[Lines of data]
##########
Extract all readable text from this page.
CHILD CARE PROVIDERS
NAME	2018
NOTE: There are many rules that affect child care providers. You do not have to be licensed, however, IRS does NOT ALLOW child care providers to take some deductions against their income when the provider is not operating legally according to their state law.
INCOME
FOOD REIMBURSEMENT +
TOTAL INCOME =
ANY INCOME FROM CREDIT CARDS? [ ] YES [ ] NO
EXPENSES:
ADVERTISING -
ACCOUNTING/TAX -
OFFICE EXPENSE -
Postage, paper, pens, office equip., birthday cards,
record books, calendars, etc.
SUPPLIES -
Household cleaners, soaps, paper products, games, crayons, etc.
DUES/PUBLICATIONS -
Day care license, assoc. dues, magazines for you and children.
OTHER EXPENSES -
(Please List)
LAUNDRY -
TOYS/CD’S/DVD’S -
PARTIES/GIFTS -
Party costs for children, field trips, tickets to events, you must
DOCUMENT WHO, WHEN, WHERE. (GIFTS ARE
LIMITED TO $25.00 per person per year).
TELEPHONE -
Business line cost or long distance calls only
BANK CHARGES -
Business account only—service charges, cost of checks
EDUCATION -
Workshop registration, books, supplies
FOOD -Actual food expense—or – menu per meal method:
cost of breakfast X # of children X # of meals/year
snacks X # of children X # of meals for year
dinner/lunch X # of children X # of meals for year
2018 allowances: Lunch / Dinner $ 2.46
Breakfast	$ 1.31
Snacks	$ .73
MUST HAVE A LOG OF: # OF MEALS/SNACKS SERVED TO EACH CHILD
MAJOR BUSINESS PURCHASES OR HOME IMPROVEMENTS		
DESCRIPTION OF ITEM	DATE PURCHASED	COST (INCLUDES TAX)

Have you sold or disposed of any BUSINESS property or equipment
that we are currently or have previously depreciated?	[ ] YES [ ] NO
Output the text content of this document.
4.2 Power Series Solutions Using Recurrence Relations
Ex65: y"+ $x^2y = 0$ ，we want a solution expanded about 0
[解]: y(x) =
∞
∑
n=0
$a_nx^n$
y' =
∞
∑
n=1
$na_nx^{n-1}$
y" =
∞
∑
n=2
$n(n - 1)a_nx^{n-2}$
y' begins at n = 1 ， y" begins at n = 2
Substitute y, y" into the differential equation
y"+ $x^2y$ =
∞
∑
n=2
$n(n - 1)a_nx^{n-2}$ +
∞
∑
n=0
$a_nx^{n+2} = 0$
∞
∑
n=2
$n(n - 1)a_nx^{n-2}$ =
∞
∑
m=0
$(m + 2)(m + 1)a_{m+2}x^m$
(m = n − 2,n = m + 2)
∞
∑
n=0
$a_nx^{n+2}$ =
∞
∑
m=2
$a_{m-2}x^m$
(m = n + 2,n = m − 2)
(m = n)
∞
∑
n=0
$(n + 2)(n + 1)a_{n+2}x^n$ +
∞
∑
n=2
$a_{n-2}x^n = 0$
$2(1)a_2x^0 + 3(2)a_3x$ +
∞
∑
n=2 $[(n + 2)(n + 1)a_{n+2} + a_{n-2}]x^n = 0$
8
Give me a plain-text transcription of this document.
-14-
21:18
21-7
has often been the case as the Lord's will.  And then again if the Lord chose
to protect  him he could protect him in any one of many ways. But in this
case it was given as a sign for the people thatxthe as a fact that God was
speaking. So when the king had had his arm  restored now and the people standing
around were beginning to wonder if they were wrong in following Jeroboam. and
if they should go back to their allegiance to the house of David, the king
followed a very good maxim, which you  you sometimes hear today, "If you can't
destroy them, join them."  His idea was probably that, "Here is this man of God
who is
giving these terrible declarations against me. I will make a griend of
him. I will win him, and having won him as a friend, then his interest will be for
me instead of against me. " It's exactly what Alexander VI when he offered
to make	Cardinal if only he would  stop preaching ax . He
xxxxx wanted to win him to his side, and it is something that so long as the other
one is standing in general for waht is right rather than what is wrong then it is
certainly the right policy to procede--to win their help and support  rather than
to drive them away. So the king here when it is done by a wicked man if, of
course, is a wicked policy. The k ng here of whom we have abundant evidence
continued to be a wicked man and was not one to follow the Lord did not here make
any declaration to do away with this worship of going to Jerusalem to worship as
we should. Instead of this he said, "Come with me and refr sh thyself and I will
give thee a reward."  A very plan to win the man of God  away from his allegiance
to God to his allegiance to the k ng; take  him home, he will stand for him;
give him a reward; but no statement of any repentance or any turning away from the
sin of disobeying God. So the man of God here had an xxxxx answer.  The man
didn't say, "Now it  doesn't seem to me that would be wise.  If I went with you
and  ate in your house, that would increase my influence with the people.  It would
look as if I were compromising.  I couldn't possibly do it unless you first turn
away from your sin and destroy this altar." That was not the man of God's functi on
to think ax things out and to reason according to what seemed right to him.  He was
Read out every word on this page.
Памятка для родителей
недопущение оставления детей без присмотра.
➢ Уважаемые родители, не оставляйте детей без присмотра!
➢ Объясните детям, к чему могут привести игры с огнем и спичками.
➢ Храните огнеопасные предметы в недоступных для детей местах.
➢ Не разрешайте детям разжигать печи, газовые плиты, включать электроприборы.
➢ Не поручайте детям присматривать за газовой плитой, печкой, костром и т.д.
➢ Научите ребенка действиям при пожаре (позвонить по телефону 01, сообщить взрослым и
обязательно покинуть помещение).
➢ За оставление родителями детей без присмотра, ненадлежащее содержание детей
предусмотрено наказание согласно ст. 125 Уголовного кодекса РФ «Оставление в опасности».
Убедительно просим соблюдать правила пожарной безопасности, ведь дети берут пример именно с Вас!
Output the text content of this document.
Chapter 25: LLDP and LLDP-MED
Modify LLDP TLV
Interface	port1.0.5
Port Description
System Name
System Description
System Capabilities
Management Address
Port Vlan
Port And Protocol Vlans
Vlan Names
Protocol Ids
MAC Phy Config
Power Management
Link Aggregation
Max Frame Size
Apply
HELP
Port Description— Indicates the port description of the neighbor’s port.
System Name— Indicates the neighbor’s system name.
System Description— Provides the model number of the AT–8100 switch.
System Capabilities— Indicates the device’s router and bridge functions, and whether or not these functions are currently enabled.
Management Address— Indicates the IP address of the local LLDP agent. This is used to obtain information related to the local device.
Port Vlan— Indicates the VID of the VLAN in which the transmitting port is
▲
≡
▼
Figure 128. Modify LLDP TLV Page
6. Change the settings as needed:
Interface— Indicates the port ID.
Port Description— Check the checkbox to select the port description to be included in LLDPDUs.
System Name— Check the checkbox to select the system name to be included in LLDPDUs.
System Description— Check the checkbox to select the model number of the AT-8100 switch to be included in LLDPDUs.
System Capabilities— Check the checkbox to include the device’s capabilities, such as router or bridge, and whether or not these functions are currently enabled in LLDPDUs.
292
##########
## TASK INSTRUCTIONS
Please reproduce each record precisely as written.

## WRITTEN ANSWER
Extract all readable text from this page.
CHILD CARE PROVIDERS
NAME	2018
NOTE: There are many rules that affect child care providers. You do not have to be licensed, however, IRS does NOT ALLOW child care providers to take some deductions against their income when the provider is not operating legally according to their state law.
INCOME
FOOD REIMBURSEMENT +
TOTAL INCOME =
ANY INCOME FROM CREDIT CARDS? [ ] YES [ ] NO
EXPENSES:
ADVERTISING -
ACCOUNTING/TAX -
OFFICE EXPENSE -
Postage, paper, pens, office equip., birthday cards,
record books, calendars, etc.
SUPPLIES -
Household cleaners, soaps, paper products, games, crayons, etc.
DUES/PUBLICATIONS -
Day care license, assoc. dues, magazines for you and children.
OTHER EXPENSES -
(Please List)
LAUNDRY -
TOYS/CD’S/DVD’S -
PARTIES/GIFTS -
Party costs for children, field trips, tickets to events, you must
DOCUMENT WHO, WHEN, WHERE. (GIFTS ARE
LIMITED TO $25.00 per person per year).
TELEPHONE -
Business line cost or long distance calls only
BANK CHARGES -
Business account only—service charges, cost of checks
EDUCATION -
Workshop registration, books, supplies
FOOD -Actual food expense—or – menu per meal method:
cost of breakfast X # of children X # of meals/year
snacks X # of children X # of meals for year
dinner/lunch X # of children X # of meals for year
2018 allowances: Lunch / Dinner $ 2.46
Breakfast	$ 1.31
Snacks	$ .73
MUST HAVE A LOG OF: # OF MEALS/SNACKS SERVED TO EACH CHILD
MAJOR BUSINESS PURCHASES OR HOME IMPROVEMENTS		
DESCRIPTION OF ITEM	DATE PURCHASED	COST (INCLUDES TAX)

Have you sold or disposed of any BUSINESS property or equipment
that we are currently or have previously depreciated?	[ ] YES [ ] NO
Output the text content of this document.
4.2 Power Series Solutions Using Recurrence Relations
Ex65: y"+ $x^2y = 0$ ，we want a solution expanded about 0
[解]: y(x) =
∞
∑
n=0
$a_nx^n$
y' =
∞
∑
n=1
$na_nx^{n-1}$
y" =
∞
∑
n=2
$n(n - 1)a_nx^{n-2}$
y' begins at n = 1 ， y" begins at n = 2
Substitute y, y" into the differential equation
y"+ $x^2y$ =
∞
∑
n=2
$n(n - 1)a_nx^{n-2}$ +
∞
∑
n=0
$a_nx^{n+2} = 0$
∞
∑
n=2
$n(n - 1)a_nx^{n-2}$ =
∞
∑
m=0
$(m + 2)(m + 1)a_{m+2}x^m$
(m = n − 2,n = m + 2)
∞
∑
n=0
$a_nx^{n+2}$ =
∞
∑
m=2
$a_{m-2}x^m$
(m = n + 2,n = m − 2)
(m = n)
∞
∑
n=0
$(n + 2)(n + 1)a_{n+2}x^n$ +
∞
∑
n=2
$a_{n-2}x^n = 0$
$2(1)a_2x^0 + 3(2)a_3x$ +
∞
∑
n=2 $[(n + 2)(n + 1)a_{n+2} + a_{n-2}]x^n = 0$
8
Give me a plain-text transcription of this document.
-14-
21:18
21-7
has often been the case as the Lord's will.  And then again if the Lord chose
to protect  him he could protect him in any one of many ways. But in this
case it was given as a sign for the people thatxthe as a fact that God was
speaking. So when the king had had his arm  restored now and the people standing
around were beginning to wonder if they were wrong in following Jeroboam. and
if they should go back to their allegiance to the house of David, the king
followed a very good maxim, which you  you sometimes hear today, "If you can't
destroy them, join them."  His idea was probably that, "Here is this man of God
who is
giving these terrible declarations against me. I will make a griend of
him. I will win him, and having won him as a friend, then his interest will be for
me instead of against me. " It's exactly what Alexander VI when he offered
to make	Cardinal if only he would  stop preaching ax . He
xxxxx wanted to win him to his side, and it is something that so long as the other
one is standing in general for waht is right rather than what is wrong then it is
certainly the right policy to procede--to win their help and support  rather than
to drive them away. So the king here when it is done by a wicked man if, of
course, is a wicked policy. The k ng here of whom we have abundant evidence
continued to be a wicked man and was not one to follow the Lord did not here make
any declaration to do away with this worship of going to Jerusalem to worship as
we should. Instead of this he said, "Come with me and refr sh thyself and I will
give thee a reward."  A very plan to win the man of God  away from his allegiance
to God to his allegiance to the k ng; take  him home, he will stand for him;
give him a reward; but no statement of any repentance or any turning away from the
sin of disobeying God. So the man of God here had an xxxxx answer.  The man
didn't say, "Now it  doesn't seem to me that would be wise.  If I went with you
and  ate in your house, that would increase my influence with the people.  It would
look as if I were compromising.  I couldn't possibly do it unless you first turn
away from your sin and destroy this altar." That was not the man of God's functi on
to think ax things out and to reason according to what seemed right to him.  He was
Read out every word on this page.
Памятка для родителей
недопущение оставления детей без присмотра.
➢ Уважаемые родители, не оставляйте детей без присмотра!
➢ Объясните детям, к чему могут привести игры с огнем и спичками.
➢ Храните огнеопасные предметы в недоступных для детей местах.
➢ Не разрешайте детям разжигать печи, газовые плиты, включать электроприборы.
➢ Не поручайте детям присматривать за газовой плитой, печкой, костром и т.д.
➢ Научите ребенка действиям при пожаре (позвонить по телефону 01, сообщить взрослым и
обязательно покинуть помещение).
➢ За оставление родителями детей без присмотра, ненадлежащее содержание детей
предусмотрено наказание согласно ст. 125 Уголовного кодекса РФ «Оставление в опасности».
Убедительно просим соблюдать правила пожарной безопасности, ведь дети берут пример именно с Вас!
Output the text content of this document.
Chapter 25: LLDP and LLDP-MED
Modify LLDP TLV
Interface	port1.0.5
Port Description
System Name
System Description
System Capabilities
Management Address
Port Vlan
Port And Protocol Vlans
Vlan Names
Protocol Ids
MAC Phy Config
Power Management
Link Aggregation
Max Frame Size
Apply
HELP
Port Description— Indicates the port description of the neighbor’s port.
System Name— Indicates the neighbor’s system name.
System Description— Provides the model number of the AT–8100 switch.
System Capabilities— Indicates the device’s router and bridge functions, and whether or not these functions are currently enabled.
Management Address— Indicates the IP address of the local LLDP agent. This is used to obtain information related to the local device.
Port Vlan— Indicates the VID of the VLAN in which the transmitting port is
▲
≡
▼
Figure 128. Modify LLDP TLV Page
6. Change the settings as needed:
Interface— Indicates the port ID.
Port Description— Check the checkbox to select the port description to be included in LLDPDUs.
System Name— Check the checkbox to select the system name to be included in LLDPDUs.
System Description— Check the checkbox to select the model number of the AT-8100 switch to be included in LLDPDUs.
System Capabilities— Check the checkbox to include the device’s capabilities, such as router or bridge, and whether or not these functions are currently enabled in LLDPDUs.
292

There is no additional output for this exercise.